## Items
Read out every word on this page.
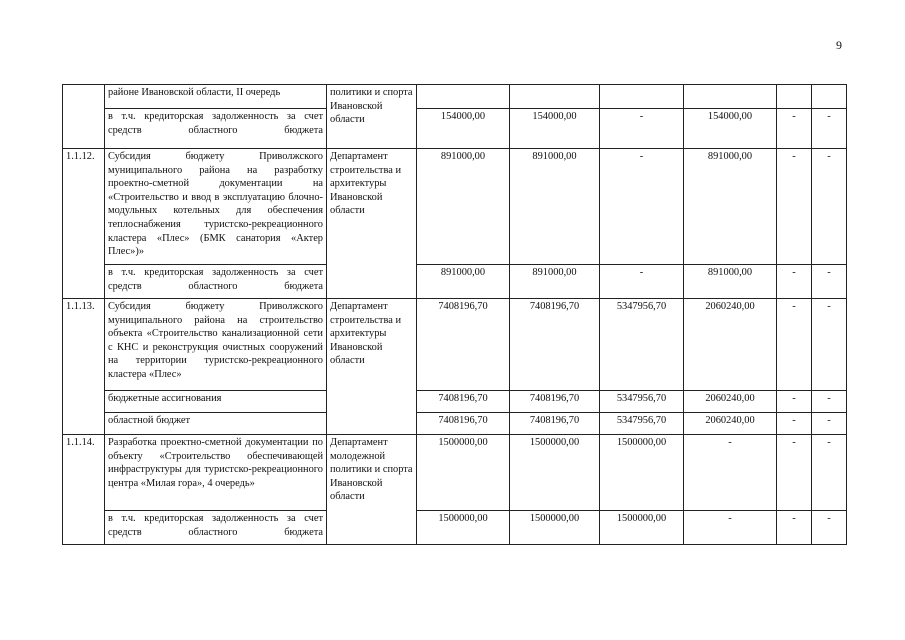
9
	районе Ивановской области, II очередь	политики и спорта Ивановской области						
	в т.ч. кредиторская задолженность за счет средств областного бюджета		154000,00	154000,00	-	154000,00	-	-
1.1.12.	Субсидия бюджету Приволжского муниципального района на разработку проектно-сметной документации на «Строительство и ввод в эксплуатацию блочно-модульных котельных для обеспечения теплоснабжения туристско-рекреационного кластера «Плес» (БМК санатория «Актер Плес»)»	Департамент строительства и архитектуры Ивановской области	891000,00	891000,00	-	891000,00	-	-
	в т.ч. кредиторская задолженность за счет средств областного бюджета		891000,00	891000,00	-	891000,00	-	-
1.1.13.	Субсидия бюджету Приволжского муниципального района на строительство объекта «Строительство канализационной сети с КНС и реконструкция очистных сооружений на территории туристско-рекреационного кластера «Плес»	Департамент строительства и архитектуры Ивановской области	7408196,70	7408196,70	5347956,70	2060240,00	-	-
	бюджетные ассигнования		7408196,70	7408196,70	5347956,70	2060240,00	-	-
	областной бюджет		7408196,70	7408196,70	5347956,70	2060240,00	-	-
1.1.14.	Разработка проектно-сметной документации по объекту «Строительство обеспечивающей инфраструктуры для туристско-рекреационного центра «Милая гора», 4 очередь»	Департамент молодежной политики и спорта Ивановской области	1500000,00	1500000,00	1500000,00	-	-	-
	в т.ч. кредиторская задолженность за счет средств областного бюджета		1500000,00	1500000,00	1500000,00	-	-	-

## Task
Reproduce every entry exactly, but omit each picture.

## Task solution
Read out every word on this page.
9
	районе Ивановской области, II очередь	политики и спорта Ивановской области						
	в т.ч. кредиторская задолженность за счет средств областного бюджета		154000,00	154000,00	-	154000,00	-	-
1.1.12.	Субсидия бюджету Приволжского муниципального района на разработку проектно-сметной документации на «Строительство и ввод в эксплуатацию блочно-модульных котельных для обеспечения теплоснабжения туристско-рекреационного кластера «Плес» (БМК санатория «Актер Плес»)»	Департамент строительства и архитектуры Ивановской области	891000,00	891000,00	-	891000,00	-	-
	в т.ч. кредиторская задолженность за счет средств областного бюджета		891000,00	891000,00	-	891000,00	-	-
1.1.13.	Субсидия бюджету Приволжского муниципального района на строительство объекта «Строительство канализационной сети с КНС и реконструкция очистных сооружений на территории туристско-рекреационного кластера «Плес»	Департамент строительства и архитектуры Ивановской области	7408196,70	7408196,70	5347956,70	2060240,00	-	-
	бюджетные ассигнования		7408196,70	7408196,70	5347956,70	2060240,00	-	-
	областной бюджет		7408196,70	7408196,70	5347956,70	2060240,00	-	-
1.1.14.	Разработка проектно-сметной документации по объекту «Строительство обеспечивающей инфраструктуры для туристско-рекреационного центра «Милая гора», 4 очередь»	Департамент молодежной политики и спорта Ивановской области	1500000,00	1500000,00	1500000,00	-	-	-
	в т.ч. кредиторская задолженность за счет средств областного бюджета		1500000,00	1500000,00	1500000,00	-	-	-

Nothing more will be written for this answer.